> The exercise:
Compile every line that includes the word "document".

> Provided information:
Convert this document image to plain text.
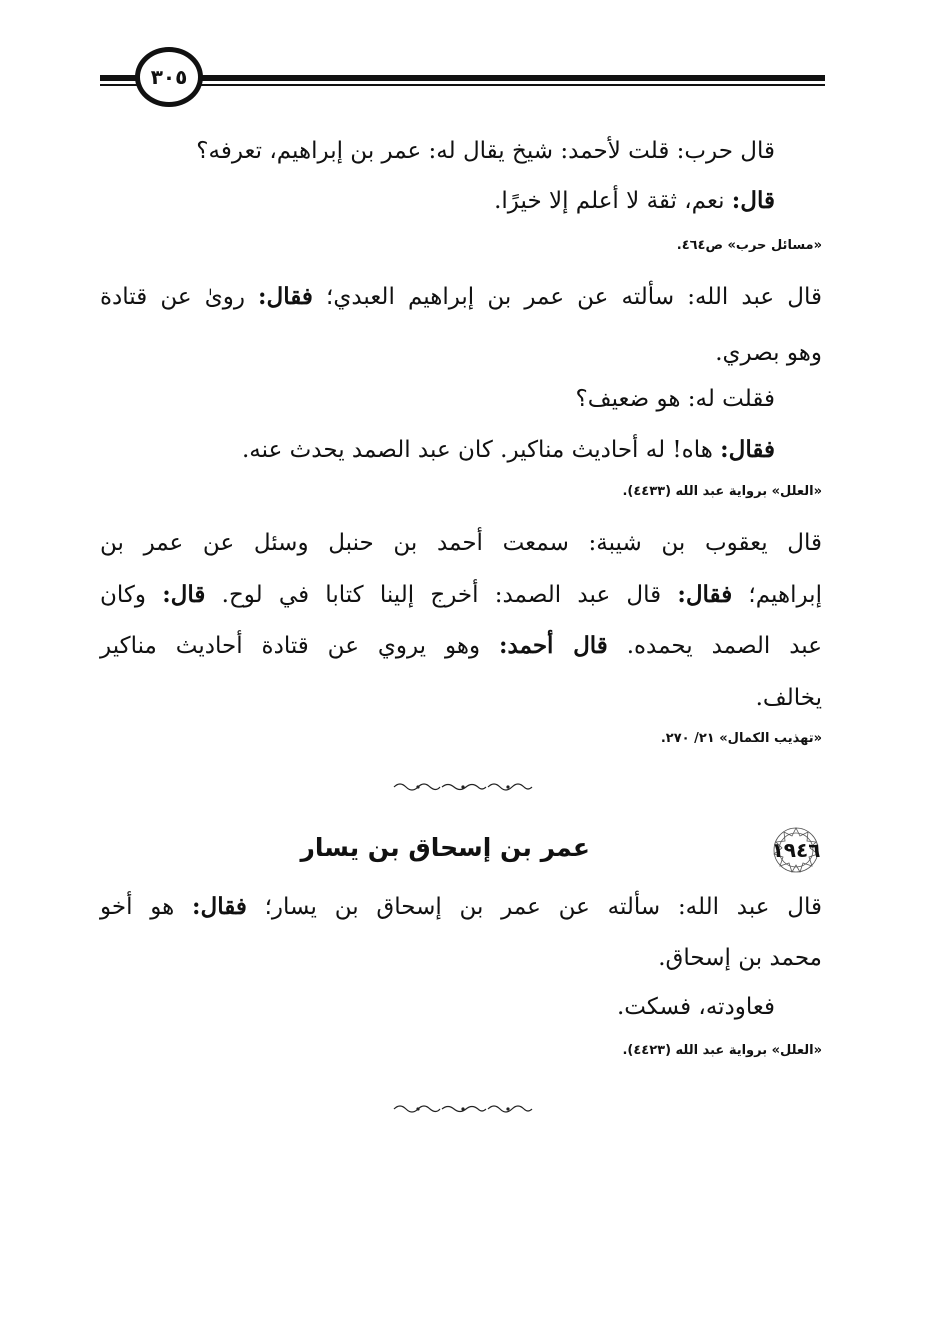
٣٠٥
قال حرب: قلت لأحمد: شيخ يقال له: عمر بن إبراهيم، تعرفه؟
قال: نعم، ثقة لا أعلم إلا خيرًا.
«مسائل حرب» ص٤٦٤.
قال عبد الله: سألته عن عمر بن إبراهيم العبدي؛ فقال: روىٰ عن قتادة
وهو بصري.
فقلت له: هو ضعيف؟
فقال: هاه! له أحاديث مناكير. كان عبد الصمد يحدث عنه.
«العلل» برواية عبد الله (٤٤٣٣).
قال يعقوب بن شيبة: سمعت أحمد بن حنبل وسئل عن عمر بن
إبراهيم؛ فقال: قال عبد الصمد: أخرج إلينا كتابا في لوح. قال: وكان
عبد الصمد يحمده. قال أحمد: وهو يروي عن قتادة أحاديث مناكير
يخالف.
«تهذيب الكمال» ٢١/ ٢٧٠.
١٩٤٦
عمر بن إسحاق بن يسار
قال عبد الله: سألته عن عمر بن إسحاق بن يسار؛ فقال: هو أخو
محمد بن إسحاق.
فعاودته، فسكت.
«العلل» برواية عبد الله (٤٤٢٣).
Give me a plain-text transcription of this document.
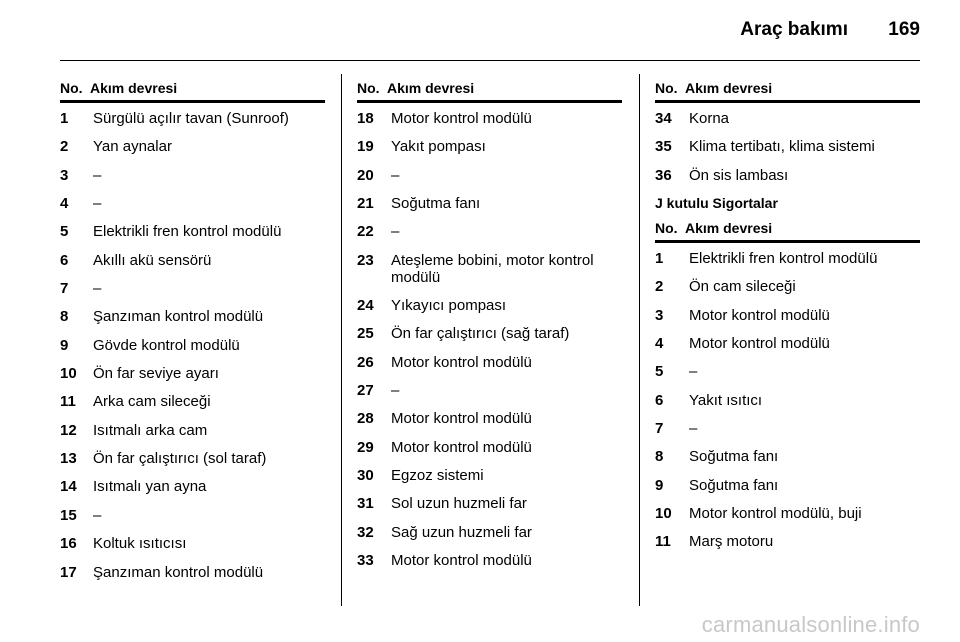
Araç bakımı 169
No. Akım devresi
1	Sürgülü açılır tavan (Sunroof)
2	Yan aynalar
3	–
4	–
5	Elektrikli fren kontrol modülü
6	Akıllı akü sensörü
7	–
8	Şanzıman kontrol modülü
9	Gövde kontrol modülü
10	Ön far seviye ayarı
11	Arka cam sileceği
12	Isıtmalı arka cam
13	Ön far çalıştırıcı (sol taraf)
14	Isıtmalı yan ayna
15	–
16	Koltuk ısıtıcısı
17	Şanzıman kontrol modülü
No. Akım devresi
18	Motor kontrol modülü
19	Yakıt pompası
20	–
21	Soğutma fanı
22	–
23	Ateşleme bobini, motor kontrol modülü
24	Yıkayıcı pompası
25	Ön far çalıştırıcı (sağ taraf)
26	Motor kontrol modülü
27	–
28	Motor kontrol modülü
29	Motor kontrol modülü
30	Egzoz sistemi
31	Sol uzun huzmeli far
32	Sağ uzun huzmeli far
33	Motor kontrol modülü
No. Akım devresi
34	Korna
35	Klima tertibatı, klima sistemi
36	Ön sis lambası
J kutulu Sigortalar
No. Akım devresi
1	Elektrikli fren kontrol modülü
2	Ön cam sileceği
3	Motor kontrol modülü
4	Motor kontrol modülü
5	–
6	Yakıt ısıtıcı
7	–
8	Soğutma fanı
9	Soğutma fanı
10	Motor kontrol modülü, buji
11	Marş motoru
carmanualsonline.info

> Answer for this exercise:
Convert this document image to plain text.
Give me a plain-text transcription of this document.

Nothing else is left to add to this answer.